Directive 1 -
From the listing, copy out the lines word for word, starting at the line that contains "Patent image size: (931, 1006)." and ending after the line that contains "The peripheral portion 206 is at (685, 363).".

Extract -

Who the fuck pays for more than one at a time anyway, I don’t mind fragmentation because I have no loyalty to one service and will move to one to watch it’s stuff, then move when i get bored of what it has to offer. Competition is always good. We shouldn’t have monopolies in any industry, including streaming
Most people don’t know where to look for to get started on that. Some people don’t even know that pirating that show they watch is even an option in the first place.
No, but as a current non-pirate, seeing the UX of some of the newer tools is mindblowing. “You mean, I just type in any show, it looks it up and to find episode info, then gets me the episodes so I can watch it, without me having to split between services or even THINK?”
The legal show world should have that, but every one of those services are locked-down so you can’t have a solution like that in front of them. Heaven forbid we could just license shows like retail locations license radio.
I mean, I suck-it-up and sub to all of them. I hate the experience and my wife bitches at me at least weekly because it’s so much work to find and start a show (to the extent she ends up NOT watching the show she wanted, and leaves some stupid channel on at random). We are so close to cancelling all of them, not for the money but because the experience is complete ass.
Guess what I’ll be doing to watch my TV if we do that?

Data section -
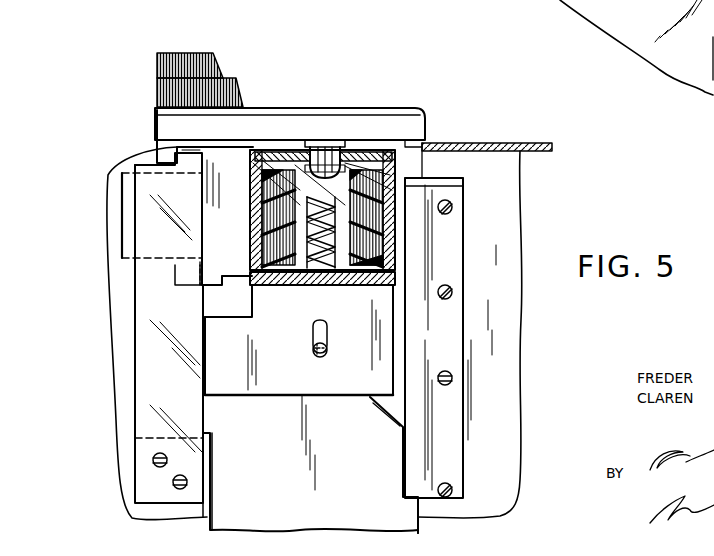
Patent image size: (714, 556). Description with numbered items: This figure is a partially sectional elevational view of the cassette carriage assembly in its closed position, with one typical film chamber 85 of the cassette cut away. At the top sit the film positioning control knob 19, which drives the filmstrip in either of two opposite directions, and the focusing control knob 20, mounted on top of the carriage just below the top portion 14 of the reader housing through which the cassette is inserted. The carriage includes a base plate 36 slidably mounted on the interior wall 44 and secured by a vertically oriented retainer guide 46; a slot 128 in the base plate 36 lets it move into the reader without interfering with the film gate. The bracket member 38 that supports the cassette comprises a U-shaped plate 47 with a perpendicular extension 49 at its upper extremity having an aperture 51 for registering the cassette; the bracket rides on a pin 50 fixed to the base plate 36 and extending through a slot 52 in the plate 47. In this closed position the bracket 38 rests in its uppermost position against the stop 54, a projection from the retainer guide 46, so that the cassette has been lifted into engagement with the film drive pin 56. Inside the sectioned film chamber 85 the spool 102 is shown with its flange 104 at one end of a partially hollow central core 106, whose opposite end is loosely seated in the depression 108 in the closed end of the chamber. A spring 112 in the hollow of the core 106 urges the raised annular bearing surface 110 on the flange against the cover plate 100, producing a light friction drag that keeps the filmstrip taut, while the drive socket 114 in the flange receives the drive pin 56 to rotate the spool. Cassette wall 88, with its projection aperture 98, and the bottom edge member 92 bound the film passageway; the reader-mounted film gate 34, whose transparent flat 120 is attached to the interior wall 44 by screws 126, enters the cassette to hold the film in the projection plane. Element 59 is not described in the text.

The top portion 14 is at (517, 145).
The film positioning control knob 19 is at (168, 94).
The focusing control knob 20 is at (182, 52).
The film gate 34 is at (131, 208).
The base plate 36 is at (297, 502).
The bracket member 38 is at (271, 399).
The interior wall 44 is at (500, 323).
The retainer guides 46 is at (447, 407).
The U-shaped plate 47 is at (332, 383).
The perpendicular extensions 49 is at (263, 288).
The pins 50 is at (328, 352).
The aperture 51 is at (287, 288).
The slots 52 is at (313, 340).
The stops 54 is at (377, 402).
The film drive pin 56 is at (327, 143).
The cover 59 is at (415, 122).
The film chamber 85 is at (405, 175).
The wall 88 is at (182, 156).
The bottom edge member 92 is at (235, 272).
The projection aperture 98 is at (190, 263).
The cover plate 100 is at (377, 153).
The spool 102 is at (363, 150).
The flange 104 is at (427, 128).
The central core 106 is at (390, 240).
The depression 108 is at (307, 284).
The annular bearing surface 110 is at (280, 152).
The spring 112 is at (333, 285).
The drive socket 114 is at (353, 150).
The flat 120 is at (143, 322).
The screws 126 is at (180, 484).
The slot 128 is at (210, 477).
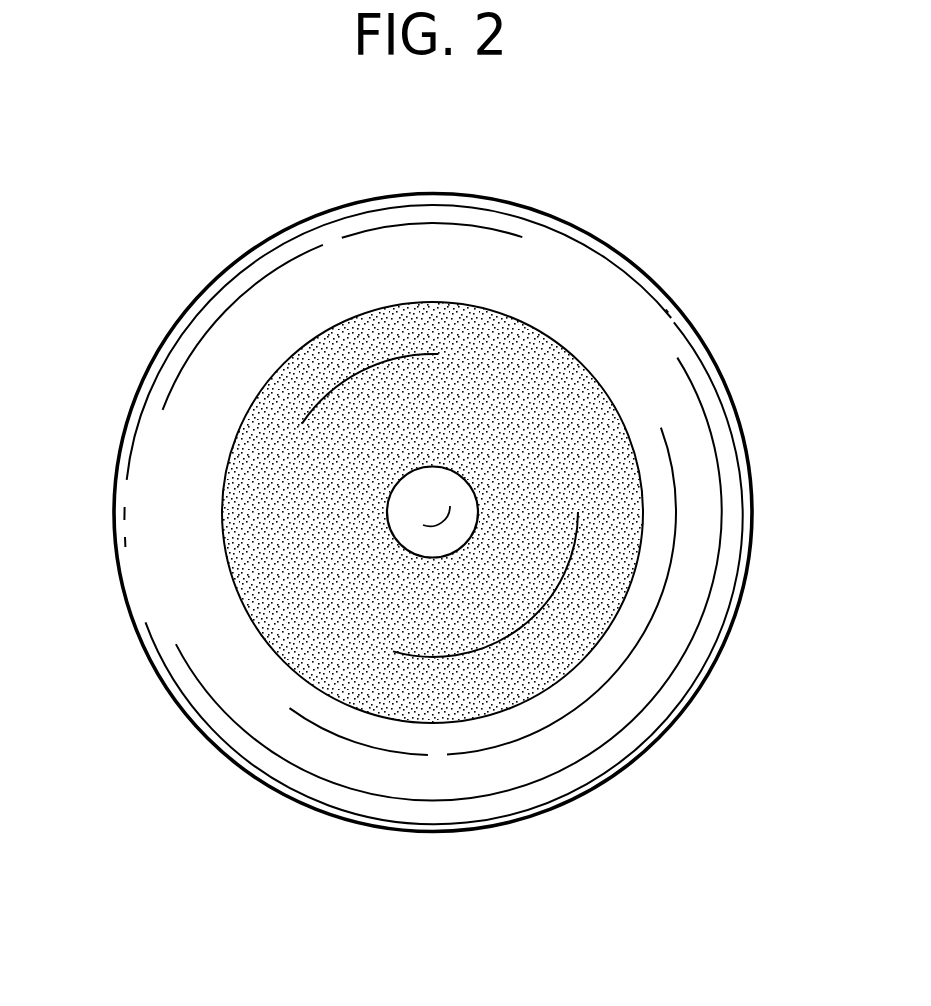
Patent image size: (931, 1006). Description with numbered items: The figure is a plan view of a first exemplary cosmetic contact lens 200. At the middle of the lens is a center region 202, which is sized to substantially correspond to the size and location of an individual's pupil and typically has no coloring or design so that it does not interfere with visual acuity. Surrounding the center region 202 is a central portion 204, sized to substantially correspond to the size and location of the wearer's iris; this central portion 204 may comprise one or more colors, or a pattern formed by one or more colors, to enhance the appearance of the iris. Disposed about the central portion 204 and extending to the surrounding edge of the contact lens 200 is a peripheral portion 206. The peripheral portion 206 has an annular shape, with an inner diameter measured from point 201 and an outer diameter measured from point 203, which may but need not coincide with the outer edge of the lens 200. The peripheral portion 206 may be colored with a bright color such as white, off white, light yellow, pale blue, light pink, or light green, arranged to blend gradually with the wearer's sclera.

The cosmetic contact lens 200 is at (473, 157).
The point 201 is at (643, 526).
The center region 202 is at (406, 535).
The point 203 is at (187, 308).
The central portion 204 is at (242, 492).
The peripheral portion 206 is at (685, 363).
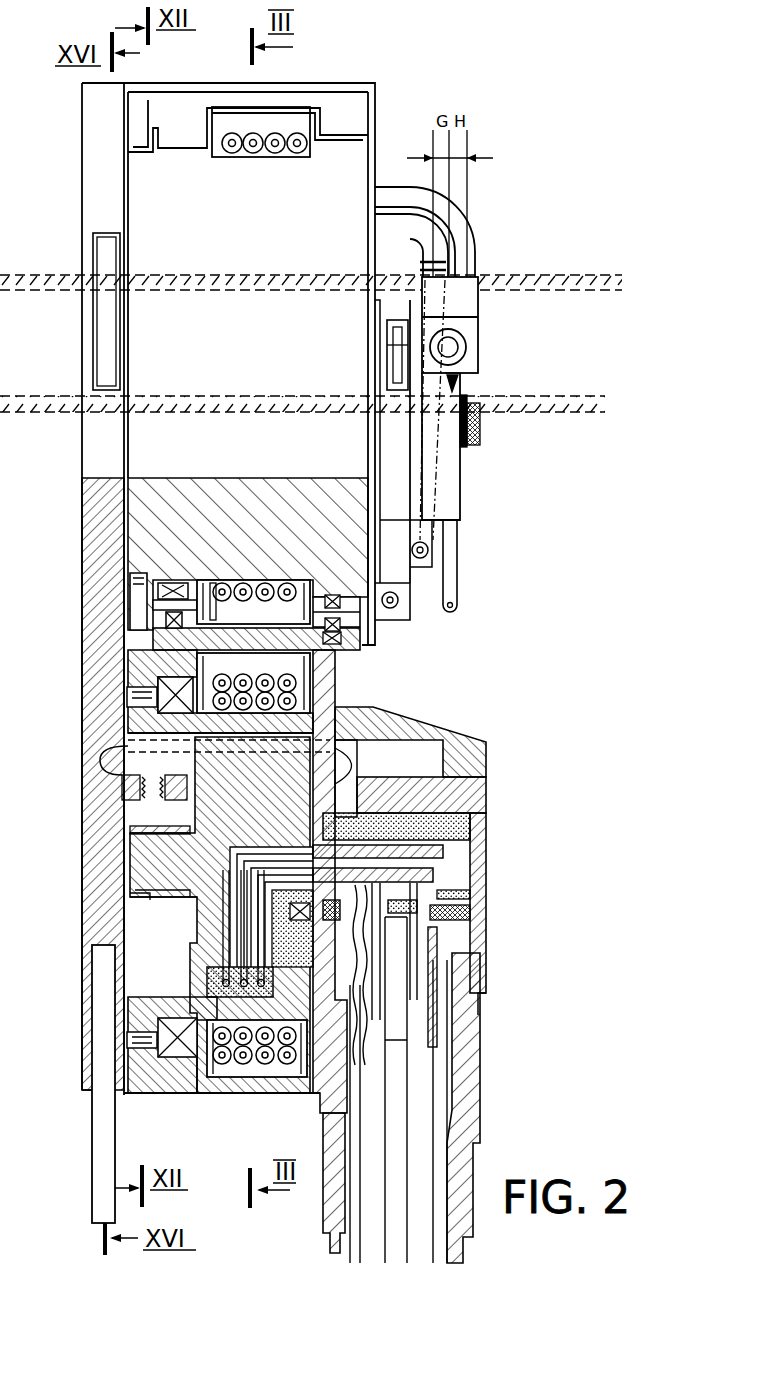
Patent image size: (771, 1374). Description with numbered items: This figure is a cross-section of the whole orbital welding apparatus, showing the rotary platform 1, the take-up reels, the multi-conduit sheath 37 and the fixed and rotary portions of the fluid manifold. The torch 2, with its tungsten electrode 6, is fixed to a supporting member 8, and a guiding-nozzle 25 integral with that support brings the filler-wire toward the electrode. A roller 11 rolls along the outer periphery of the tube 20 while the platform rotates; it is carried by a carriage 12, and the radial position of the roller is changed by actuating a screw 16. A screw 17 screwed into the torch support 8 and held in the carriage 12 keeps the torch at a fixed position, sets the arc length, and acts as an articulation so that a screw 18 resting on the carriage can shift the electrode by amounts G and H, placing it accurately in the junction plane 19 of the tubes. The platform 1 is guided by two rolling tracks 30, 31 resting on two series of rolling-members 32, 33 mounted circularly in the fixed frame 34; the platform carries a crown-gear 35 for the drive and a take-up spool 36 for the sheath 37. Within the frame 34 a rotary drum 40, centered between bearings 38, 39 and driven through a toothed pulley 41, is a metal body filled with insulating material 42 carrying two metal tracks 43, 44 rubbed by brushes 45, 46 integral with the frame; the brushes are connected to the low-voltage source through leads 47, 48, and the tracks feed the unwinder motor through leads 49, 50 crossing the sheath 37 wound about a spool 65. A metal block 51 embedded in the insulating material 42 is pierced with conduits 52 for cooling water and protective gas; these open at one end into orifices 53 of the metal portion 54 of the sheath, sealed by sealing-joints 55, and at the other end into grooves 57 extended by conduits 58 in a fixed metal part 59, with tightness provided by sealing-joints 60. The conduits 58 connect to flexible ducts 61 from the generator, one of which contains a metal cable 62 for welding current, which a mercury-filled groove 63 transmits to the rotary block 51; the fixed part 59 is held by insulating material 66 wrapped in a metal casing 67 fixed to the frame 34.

The rotary platform 1 is at (361, 152).
The torch 2 is at (470, 326).
The tungsten electrode 6 is at (466, 347).
The supporting member 8 is at (435, 472).
The roller 11 is at (400, 314).
The carriage 12 is at (375, 445).
The screw 16 is at (400, 603).
The screw 17 is at (430, 548).
The screw 18 is at (480, 440).
The junction plane 19 is at (482, 425).
The tube 20 is at (582, 278).
The guiding-nozzle 25 is at (460, 380).
The rolling track 30 is at (163, 580).
The rolling track 31 is at (315, 590).
The rolling members 32 is at (180, 630).
The rolling members 33 is at (335, 642).
The fixed frame 34 is at (130, 667).
The crown-gear 35 is at (140, 567).
The take-up spool 36 is at (228, 660).
The multi-conduit sheath 37 is at (287, 585).
The bearing 38 is at (352, 760).
The bearing 39 is at (157, 713).
The rotary drum 40 is at (130, 1012).
The toothed pulley 41 is at (133, 1047).
The insulating material 42 is at (137, 853).
The metal track 43 is at (140, 833).
The metal track 44 is at (167, 820).
The brush 45 is at (123, 798).
The brush 46 is at (120, 773).
The lead 47 is at (323, 1105).
The lead 48 is at (330, 1116).
The lead 49 is at (212, 870).
The lead 50 is at (150, 897).
The metal block 51 is at (433, 850).
The conduits 52 is at (238, 923).
The orifices 53 is at (227, 980).
The metal portion 54 is at (233, 1077).
The sealing-joints 55 is at (217, 960).
The grooves 57 is at (483, 818).
The conduits 58 is at (437, 923).
The fixed metal part 59 is at (433, 877).
The sealing-joints 60 is at (443, 897).
The flexible ducts 61 is at (423, 1090).
The metal cable 62 is at (380, 1017).
The groove 63 is at (447, 915).
The spool 65 is at (217, 585).
The insulating material 66 is at (358, 800).
The metal casing 67 is at (432, 790).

Directive 2 -
In the streaming discussion, what does the writer's wife end up doing when finding and starting a show takes too much work?

Worked solution 1 -
Patent image size: (931, 1006). Description with numbered items: The figure is a plan view of a first exemplary cosmetic contact lens 200. At the middle of the lens is a center region 202, which is sized to substantially correspond to the size and location of an individual's pupil and typically has no coloring or design so that it does not interfere with visual acuity. Surrounding the center region 202 is a central portion 204, sized to substantially correspond to the size and location of the wearer's iris; this central portion 204 may comprise one or more colors, or a pattern formed by one or more colors, to enhance the appearance of the iris. Disposed about the central portion 204 and extending to the surrounding edge of the contact lens 200 is a peripheral portion 206. The peripheral portion 206 has an annular shape, with an inner diameter measured from point 201 and an outer diameter measured from point 203, which may but need not coincide with the outer edge of the lens 200. The peripheral portion 206 may be colored with a bright color such as white, off white, light yellow, pale blue, light pink, or light green, arranged to blend gradually with the wearer's sclera.

The cosmetic contact lens 200 is at (473, 157).
The point 201 is at (643, 526).
The center region 202 is at (406, 535).
The point 203 is at (187, 308).
The central portion 204 is at (242, 492).
The peripheral portion 206 is at (685, 363).

Worked solution 2 -
She ends up not watching the show she wanted and leaves some channel on at random.